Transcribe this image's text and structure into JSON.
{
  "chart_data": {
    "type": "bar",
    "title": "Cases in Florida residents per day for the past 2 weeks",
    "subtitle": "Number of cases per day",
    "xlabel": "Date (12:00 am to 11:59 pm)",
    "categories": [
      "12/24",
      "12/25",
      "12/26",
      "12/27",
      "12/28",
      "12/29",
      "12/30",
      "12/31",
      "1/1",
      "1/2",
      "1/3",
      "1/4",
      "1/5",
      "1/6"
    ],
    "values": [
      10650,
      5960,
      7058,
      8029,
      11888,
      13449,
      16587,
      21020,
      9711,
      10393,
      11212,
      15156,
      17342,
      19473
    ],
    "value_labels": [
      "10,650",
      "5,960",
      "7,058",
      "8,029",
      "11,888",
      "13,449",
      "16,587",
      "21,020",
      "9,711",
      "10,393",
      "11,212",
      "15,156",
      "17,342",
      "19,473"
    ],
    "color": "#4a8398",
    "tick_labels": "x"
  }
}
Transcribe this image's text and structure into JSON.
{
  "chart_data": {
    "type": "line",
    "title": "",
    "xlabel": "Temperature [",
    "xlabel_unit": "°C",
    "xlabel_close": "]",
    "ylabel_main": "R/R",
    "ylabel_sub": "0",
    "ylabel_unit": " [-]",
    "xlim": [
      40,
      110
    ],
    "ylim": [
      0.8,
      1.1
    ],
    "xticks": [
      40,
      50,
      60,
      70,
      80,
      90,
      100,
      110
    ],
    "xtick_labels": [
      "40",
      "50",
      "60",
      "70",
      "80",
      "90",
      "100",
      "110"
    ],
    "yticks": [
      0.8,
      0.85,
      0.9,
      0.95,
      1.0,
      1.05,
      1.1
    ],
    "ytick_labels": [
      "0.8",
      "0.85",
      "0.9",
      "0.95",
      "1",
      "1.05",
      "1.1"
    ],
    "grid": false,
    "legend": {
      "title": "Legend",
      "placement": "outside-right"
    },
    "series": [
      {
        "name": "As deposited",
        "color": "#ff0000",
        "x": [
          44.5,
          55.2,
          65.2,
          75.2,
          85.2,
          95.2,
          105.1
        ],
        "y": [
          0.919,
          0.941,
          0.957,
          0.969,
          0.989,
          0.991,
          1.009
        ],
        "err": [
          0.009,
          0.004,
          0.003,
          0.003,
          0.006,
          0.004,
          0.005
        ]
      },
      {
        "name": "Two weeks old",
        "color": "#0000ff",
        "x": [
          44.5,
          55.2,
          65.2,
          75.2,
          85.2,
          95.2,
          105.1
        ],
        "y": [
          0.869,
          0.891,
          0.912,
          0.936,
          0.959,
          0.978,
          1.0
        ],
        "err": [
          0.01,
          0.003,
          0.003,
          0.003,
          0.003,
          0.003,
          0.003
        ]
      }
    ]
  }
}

- - - -

WHAT YOU ARE ASKED TO DO: Go through the entries and repeat each one exactly.

FINISHED TASK:
Transcribe this image's text and structure into JSON.
{
  "chart_data": {
    "type": "bar",
    "title": "Cases in Florida residents per day for the past 2 weeks",
    "subtitle": "Number of cases per day",
    "xlabel": "Date (12:00 am to 11:59 pm)",
    "categories": [
      "12/24",
      "12/25",
      "12/26",
      "12/27",
      "12/28",
      "12/29",
      "12/30",
      "12/31",
      "1/1",
      "1/2",
      "1/3",
      "1/4",
      "1/5",
      "1/6"
    ],
    "values": [
      10650,
      5960,
      7058,
      8029,
      11888,
      13449,
      16587,
      21020,
      9711,
      10393,
      11212,
      15156,
      17342,
      19473
    ],
    "value_labels": [
      "10,650",
      "5,960",
      "7,058",
      "8,029",
      "11,888",
      "13,449",
      "16,587",
      "21,020",
      "9,711",
      "10,393",
      "11,212",
      "15,156",
      "17,342",
      "19,473"
    ],
    "color": "#4a8398",
    "tick_labels": "x"
  }
}
Transcribe this image's text and structure into JSON.
{
  "chart_data": {
    "type": "line",
    "title": "",
    "xlabel": "Temperature [",
    "xlabel_unit": "°C",
    "xlabel_close": "]",
    "ylabel_main": "R/R",
    "ylabel_sub": "0",
    "ylabel_unit": " [-]",
    "xlim": [
      40,
      110
    ],
    "ylim": [
      0.8,
      1.1
    ],
    "xticks": [
      40,
      50,
      60,
      70,
      80,
      90,
      100,
      110
    ],
    "xtick_labels": [
      "40",
      "50",
      "60",
      "70",
      "80",
      "90",
      "100",
      "110"
    ],
    "yticks": [
      0.8,
      0.85,
      0.9,
      0.95,
      1.0,
      1.05,
      1.1
    ],
    "ytick_labels": [
      "0.8",
      "0.85",
      "0.9",
      "0.95",
      "1",
      "1.05",
      "1.1"
    ],
    "grid": false,
    "legend": {
      "title": "Legend",
      "placement": "outside-right"
    },
    "series": [
      {
        "name": "As deposited",
        "color": "#ff0000",
        "x": [
          44.5,
          55.2,
          65.2,
          75.2,
          85.2,
          95.2,
          105.1
        ],
        "y": [
          0.919,
          0.941,
          0.957,
          0.969,
          0.989,
          0.991,
          1.009
        ],
        "err": [
          0.009,
          0.004,
          0.003,
          0.003,
          0.006,
          0.004,
          0.005
        ]
      },
      {
        "name": "Two weeks old",
        "color": "#0000ff",
        "x": [
          44.5,
          55.2,
          65.2,
          75.2,
          85.2,
          95.2,
          105.1
        ],
        "y": [
          0.869,
          0.891,
          0.912,
          0.936,
          0.959,
          0.978,
          1.0
        ],
        "err": [
          0.01,
          0.003,
          0.003,
          0.003,
          0.003,
          0.003,
          0.003
        ]
      }
    ]
  }
}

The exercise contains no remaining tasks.